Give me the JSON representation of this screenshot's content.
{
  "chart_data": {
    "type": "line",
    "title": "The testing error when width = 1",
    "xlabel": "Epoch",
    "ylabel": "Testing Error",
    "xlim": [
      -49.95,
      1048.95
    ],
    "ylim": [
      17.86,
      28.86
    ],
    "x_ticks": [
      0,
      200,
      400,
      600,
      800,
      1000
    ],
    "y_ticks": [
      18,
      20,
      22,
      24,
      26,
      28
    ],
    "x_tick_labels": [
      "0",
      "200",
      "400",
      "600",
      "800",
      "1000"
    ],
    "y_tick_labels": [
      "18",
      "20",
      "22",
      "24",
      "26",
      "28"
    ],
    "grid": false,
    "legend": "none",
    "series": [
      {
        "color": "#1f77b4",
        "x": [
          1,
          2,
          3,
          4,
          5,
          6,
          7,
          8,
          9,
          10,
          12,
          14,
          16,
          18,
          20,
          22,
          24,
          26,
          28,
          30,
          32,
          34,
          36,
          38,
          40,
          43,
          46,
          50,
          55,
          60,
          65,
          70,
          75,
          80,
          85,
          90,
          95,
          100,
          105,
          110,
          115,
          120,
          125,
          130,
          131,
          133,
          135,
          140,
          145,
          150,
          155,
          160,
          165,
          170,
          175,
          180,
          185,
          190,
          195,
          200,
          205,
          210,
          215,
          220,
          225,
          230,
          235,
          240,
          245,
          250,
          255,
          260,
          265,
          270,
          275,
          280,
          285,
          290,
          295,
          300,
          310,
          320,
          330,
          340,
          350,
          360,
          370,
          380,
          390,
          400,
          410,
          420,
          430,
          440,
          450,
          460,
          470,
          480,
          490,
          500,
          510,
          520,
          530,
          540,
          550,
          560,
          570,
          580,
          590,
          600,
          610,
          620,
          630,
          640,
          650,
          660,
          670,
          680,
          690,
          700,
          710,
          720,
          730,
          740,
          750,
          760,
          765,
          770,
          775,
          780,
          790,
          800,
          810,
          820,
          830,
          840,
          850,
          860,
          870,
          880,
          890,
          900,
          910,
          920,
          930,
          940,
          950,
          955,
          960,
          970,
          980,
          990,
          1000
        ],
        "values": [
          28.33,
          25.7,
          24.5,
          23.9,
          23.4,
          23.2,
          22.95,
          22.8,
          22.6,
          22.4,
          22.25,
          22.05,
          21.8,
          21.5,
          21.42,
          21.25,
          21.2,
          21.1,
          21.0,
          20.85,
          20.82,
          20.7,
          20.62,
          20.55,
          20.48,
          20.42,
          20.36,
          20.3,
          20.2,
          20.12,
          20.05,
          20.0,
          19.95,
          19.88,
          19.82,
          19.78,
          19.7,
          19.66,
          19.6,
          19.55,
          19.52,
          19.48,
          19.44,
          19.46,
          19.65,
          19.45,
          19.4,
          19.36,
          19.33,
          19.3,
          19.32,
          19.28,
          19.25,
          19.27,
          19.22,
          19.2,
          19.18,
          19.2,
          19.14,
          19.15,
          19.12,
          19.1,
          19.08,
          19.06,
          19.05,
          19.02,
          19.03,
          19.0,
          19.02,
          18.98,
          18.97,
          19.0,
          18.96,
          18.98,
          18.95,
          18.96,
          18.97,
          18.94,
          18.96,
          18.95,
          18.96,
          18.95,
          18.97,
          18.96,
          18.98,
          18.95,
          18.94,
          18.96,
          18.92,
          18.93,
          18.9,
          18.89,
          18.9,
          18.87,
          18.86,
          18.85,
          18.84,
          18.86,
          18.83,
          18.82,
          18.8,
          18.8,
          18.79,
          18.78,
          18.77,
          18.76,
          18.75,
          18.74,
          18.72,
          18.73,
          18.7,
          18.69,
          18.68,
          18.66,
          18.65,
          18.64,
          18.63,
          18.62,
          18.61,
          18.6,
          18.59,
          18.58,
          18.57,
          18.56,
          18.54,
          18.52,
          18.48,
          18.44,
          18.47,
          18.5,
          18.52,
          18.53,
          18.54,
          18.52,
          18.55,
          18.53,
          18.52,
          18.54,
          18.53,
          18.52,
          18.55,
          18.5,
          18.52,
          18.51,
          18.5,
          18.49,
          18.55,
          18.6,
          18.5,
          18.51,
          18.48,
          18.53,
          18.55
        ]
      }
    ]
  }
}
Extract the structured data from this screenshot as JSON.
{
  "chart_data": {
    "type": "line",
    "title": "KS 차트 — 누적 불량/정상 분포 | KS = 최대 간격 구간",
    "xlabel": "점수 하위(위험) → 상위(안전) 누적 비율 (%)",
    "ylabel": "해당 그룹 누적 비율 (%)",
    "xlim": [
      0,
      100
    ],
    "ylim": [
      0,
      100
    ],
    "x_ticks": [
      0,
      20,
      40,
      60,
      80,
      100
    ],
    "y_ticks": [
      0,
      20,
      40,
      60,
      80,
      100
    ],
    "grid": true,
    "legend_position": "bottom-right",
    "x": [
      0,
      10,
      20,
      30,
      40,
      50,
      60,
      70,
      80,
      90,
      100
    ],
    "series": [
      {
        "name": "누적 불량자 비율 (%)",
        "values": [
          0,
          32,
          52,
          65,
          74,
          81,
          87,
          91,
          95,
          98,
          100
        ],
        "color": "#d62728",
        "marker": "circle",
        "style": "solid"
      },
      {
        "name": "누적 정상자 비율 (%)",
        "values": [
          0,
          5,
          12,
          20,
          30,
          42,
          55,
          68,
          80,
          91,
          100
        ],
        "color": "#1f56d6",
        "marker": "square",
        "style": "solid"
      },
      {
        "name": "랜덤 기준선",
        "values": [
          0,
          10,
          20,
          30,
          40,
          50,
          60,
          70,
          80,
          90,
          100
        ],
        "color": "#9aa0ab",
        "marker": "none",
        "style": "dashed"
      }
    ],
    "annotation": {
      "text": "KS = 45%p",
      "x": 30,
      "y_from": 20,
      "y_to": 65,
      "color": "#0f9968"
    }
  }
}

---

Give the listing above again, word for word.

» Finished task
Give me the JSON representation of this screenshot's content.
{
  "chart_data": {
    "type": "line",
    "title": "The testing error when width = 1",
    "xlabel": "Epoch",
    "ylabel": "Testing Error",
    "xlim": [
      -49.95,
      1048.95
    ],
    "ylim": [
      17.86,
      28.86
    ],
    "x_ticks": [
      0,
      200,
      400,
      600,
      800,
      1000
    ],
    "y_ticks": [
      18,
      20,
      22,
      24,
      26,
      28
    ],
    "x_tick_labels": [
      "0",
      "200",
      "400",
      "600",
      "800",
      "1000"
    ],
    "y_tick_labels": [
      "18",
      "20",
      "22",
      "24",
      "26",
      "28"
    ],
    "grid": false,
    "legend": "none",
    "series": [
      {
        "color": "#1f77b4",
        "x": [
          1,
          2,
          3,
          4,
          5,
          6,
          7,
          8,
          9,
          10,
          12,
          14,
          16,
          18,
          20,
          22,
          24,
          26,
          28,
          30,
          32,
          34,
          36,
          38,
          40,
          43,
          46,
          50,
          55,
          60,
          65,
          70,
          75,
          80,
          85,
          90,
          95,
          100,
          105,
          110,
          115,
          120,
          125,
          130,
          131,
          133,
          135,
          140,
          145,
          150,
          155,
          160,
          165,
          170,
          175,
          180,
          185,
          190,
          195,
          200,
          205,
          210,
          215,
          220,
          225,
          230,
          235,
          240,
          245,
          250,
          255,
          260,
          265,
          270,
          275,
          280,
          285,
          290,
          295,
          300,
          310,
          320,
          330,
          340,
          350,
          360,
          370,
          380,
          390,
          400,
          410,
          420,
          430,
          440,
          450,
          460,
          470,
          480,
          490,
          500,
          510,
          520,
          530,
          540,
          550,
          560,
          570,
          580,
          590,
          600,
          610,
          620,
          630,
          640,
          650,
          660,
          670,
          680,
          690,
          700,
          710,
          720,
          730,
          740,
          750,
          760,
          765,
          770,
          775,
          780,
          790,
          800,
          810,
          820,
          830,
          840,
          850,
          860,
          870,
          880,
          890,
          900,
          910,
          920,
          930,
          940,
          950,
          955,
          960,
          970,
          980,
          990,
          1000
        ],
        "values": [
          28.33,
          25.7,
          24.5,
          23.9,
          23.4,
          23.2,
          22.95,
          22.8,
          22.6,
          22.4,
          22.25,
          22.05,
          21.8,
          21.5,
          21.42,
          21.25,
          21.2,
          21.1,
          21.0,
          20.85,
          20.82,
          20.7,
          20.62,
          20.55,
          20.48,
          20.42,
          20.36,
          20.3,
          20.2,
          20.12,
          20.05,
          20.0,
          19.95,
          19.88,
          19.82,
          19.78,
          19.7,
          19.66,
          19.6,
          19.55,
          19.52,
          19.48,
          19.44,
          19.46,
          19.65,
          19.45,
          19.4,
          19.36,
          19.33,
          19.3,
          19.32,
          19.28,
          19.25,
          19.27,
          19.22,
          19.2,
          19.18,
          19.2,
          19.14,
          19.15,
          19.12,
          19.1,
          19.08,
          19.06,
          19.05,
          19.02,
          19.03,
          19.0,
          19.02,
          18.98,
          18.97,
          19.0,
          18.96,
          18.98,
          18.95,
          18.96,
          18.97,
          18.94,
          18.96,
          18.95,
          18.96,
          18.95,
          18.97,
          18.96,
          18.98,
          18.95,
          18.94,
          18.96,
          18.92,
          18.93,
          18.9,
          18.89,
          18.9,
          18.87,
          18.86,
          18.85,
          18.84,
          18.86,
          18.83,
          18.82,
          18.8,
          18.8,
          18.79,
          18.78,
          18.77,
          18.76,
          18.75,
          18.74,
          18.72,
          18.73,
          18.7,
          18.69,
          18.68,
          18.66,
          18.65,
          18.64,
          18.63,
          18.62,
          18.61,
          18.6,
          18.59,
          18.58,
          18.57,
          18.56,
          18.54,
          18.52,
          18.48,
          18.44,
          18.47,
          18.5,
          18.52,
          18.53,
          18.54,
          18.52,
          18.55,
          18.53,
          18.52,
          18.54,
          18.53,
          18.52,
          18.55,
          18.5,
          18.52,
          18.51,
          18.5,
          18.49,
          18.55,
          18.6,
          18.5,
          18.51,
          18.48,
          18.53,
          18.55
        ]
      }
    ]
  }
}
Extract the structured data from this screenshot as JSON.
{
  "chart_data": {
    "type": "line",
    "title": "KS 차트 — 누적 불량/정상 분포 | KS = 최대 간격 구간",
    "xlabel": "점수 하위(위험) → 상위(안전) 누적 비율 (%)",
    "ylabel": "해당 그룹 누적 비율 (%)",
    "xlim": [
      0,
      100
    ],
    "ylim": [
      0,
      100
    ],
    "x_ticks": [
      0,
      20,
      40,
      60,
      80,
      100
    ],
    "y_ticks": [
      0,
      20,
      40,
      60,
      80,
      100
    ],
    "grid": true,
    "legend_position": "bottom-right",
    "x": [
      0,
      10,
      20,
      30,
      40,
      50,
      60,
      70,
      80,
      90,
      100
    ],
    "series": [
      {
        "name": "누적 불량자 비율 (%)",
        "values": [
          0,
          32,
          52,
          65,
          74,
          81,
          87,
          91,
          95,
          98,
          100
        ],
        "color": "#d62728",
        "marker": "circle",
        "style": "solid"
      },
      {
        "name": "누적 정상자 비율 (%)",
        "values": [
          0,
          5,
          12,
          20,
          30,
          42,
          55,
          68,
          80,
          91,
          100
        ],
        "color": "#1f56d6",
        "marker": "square",
        "style": "solid"
      },
      {
        "name": "랜덤 기준선",
        "values": [
          0,
          10,
          20,
          30,
          40,
          50,
          60,
          70,
          80,
          90,
          100
        ],
        "color": "#9aa0ab",
        "marker": "none",
        "style": "dashed"
      }
    ],
    "annotation": {
      "text": "KS = 45%p",
      "x": 30,
      "y_from": 20,
      "y_to": 65,
      "color": "#0f9968"
    }
  }
}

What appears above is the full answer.